→ **TAREFAS PROPOSTAS**
1) Transcreva literalmente, no artigo sobre Sergio Moro, tudo o que vai desde "O grau de aprovação" até "incinera qualquer dissidência.".
2) De acordo com o artigo sobre Sergio Moro, qual índice de rejeição o ex-juiz já alcançou?
3) Prossiga com a redação do artigo sobre Sergio Moro a partir da última frase apresentada.

→ **TRECHO SELECIONADO**
Muito pouco para um “deus”

A interminável pesquisa Datafolha – está “rendendo”, a conta-gotas, há um mês – só pode surpreender pelo inverso do que diz a sua chamada: Brasileiro confia mais em Moro do que em Lula e Bolsonaro.

Porque os índices de Sergio Moro, há cinco, quase seis anos, glorificado como santo no altar, mostram que o ex-juiz, sem estar exposto senão nos últimos meses, à política, já conseguiu alcançar um índice de rejeição (42%) que, embora mais baixo, habita o mesmo patamar que os demais possíveis candidatos.

Inclusive, e sobretudo, os do homem que ele perseguiu, condenou e encarcerou durante quase dois anos, Lula.

O grau de aprovação de Moro não resolve seu problema eleitoral justamente por isso: não tem gordura para queimar num eventual embate com Bolsonaro que, como se sabe – e sabem bem os deputados do PSL – tem um exército de fanáticos que incinera qualquer dissidência.

Itens de uma fonte de dados:
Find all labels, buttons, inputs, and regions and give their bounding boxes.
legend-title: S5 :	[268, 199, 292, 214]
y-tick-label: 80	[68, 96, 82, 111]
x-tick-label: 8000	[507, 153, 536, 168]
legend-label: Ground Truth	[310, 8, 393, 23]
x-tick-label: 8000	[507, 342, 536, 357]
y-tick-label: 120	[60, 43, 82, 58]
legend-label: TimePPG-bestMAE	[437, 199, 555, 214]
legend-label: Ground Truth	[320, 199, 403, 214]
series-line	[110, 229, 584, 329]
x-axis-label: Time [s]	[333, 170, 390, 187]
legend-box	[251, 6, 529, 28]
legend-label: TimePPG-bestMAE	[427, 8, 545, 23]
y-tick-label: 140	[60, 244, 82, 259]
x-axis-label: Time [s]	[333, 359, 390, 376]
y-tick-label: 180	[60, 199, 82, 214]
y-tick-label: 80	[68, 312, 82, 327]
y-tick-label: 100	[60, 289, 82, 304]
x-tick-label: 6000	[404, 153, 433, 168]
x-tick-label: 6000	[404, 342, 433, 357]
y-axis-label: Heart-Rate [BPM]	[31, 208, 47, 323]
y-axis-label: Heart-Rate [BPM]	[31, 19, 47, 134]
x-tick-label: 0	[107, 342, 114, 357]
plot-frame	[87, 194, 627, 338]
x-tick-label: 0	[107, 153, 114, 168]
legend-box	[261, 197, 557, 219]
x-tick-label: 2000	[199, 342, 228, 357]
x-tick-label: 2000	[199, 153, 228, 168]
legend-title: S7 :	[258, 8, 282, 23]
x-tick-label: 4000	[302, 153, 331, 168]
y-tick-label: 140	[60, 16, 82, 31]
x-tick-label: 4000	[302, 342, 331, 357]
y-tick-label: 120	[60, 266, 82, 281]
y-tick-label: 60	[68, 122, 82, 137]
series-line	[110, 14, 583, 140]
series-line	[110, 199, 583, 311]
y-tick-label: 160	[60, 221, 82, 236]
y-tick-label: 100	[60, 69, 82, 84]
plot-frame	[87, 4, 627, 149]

→ **RESPOSTAS ESPERADAS**
1)
O grau de aprovação de Moro não resolve seu problema eleitoral justamente por isso: não tem gordura para queimar num eventual embate com Bolsonaro que, como se sabe – e sabem bem os deputados do PSL – tem um exército de fanáticos que incinera qualquer dissidência.

2) 42%.

3)
Está, por isso, destinado a ser “cozido” entro da panela do chefe, porque não tem gás para ir para a solidão, sem o poder persecutório que tinha antes de agarrar o Ministério da Justiça com a vã esperança de ser todo-poderoso. Pode até ter mais prestígio popular que Bolsonaro, mas se lhe retirar-se este “naco”, não teria vida própria, ao contrário do “Mito”.

Deste, o que se pode falar que não seja o fato de que, em um ano, não apenas perdeu a confiança da maioria que o acompanhou no voto como só a conserva robusta em pouco mais de um quinto (22%) da população? E que a confiança parcial de outro tanto, com as dificuldades em frente, rápido pode escorregar para a rejeição.

Luciano Huck, a esta altura decaído para a condição de “novidade velha” tem desconfiança de mais e apoio de menos, sobretudo porque, apenas com a simpatia que tem do povão – onde Lula segue absoluto – não vai a lugar nenhum.

Lula continua a ser o “perigo” a ser vencido pela direita e qualquer outra articulação pretensamente de direita vai se desmanchar como espuma do mar no rochedo.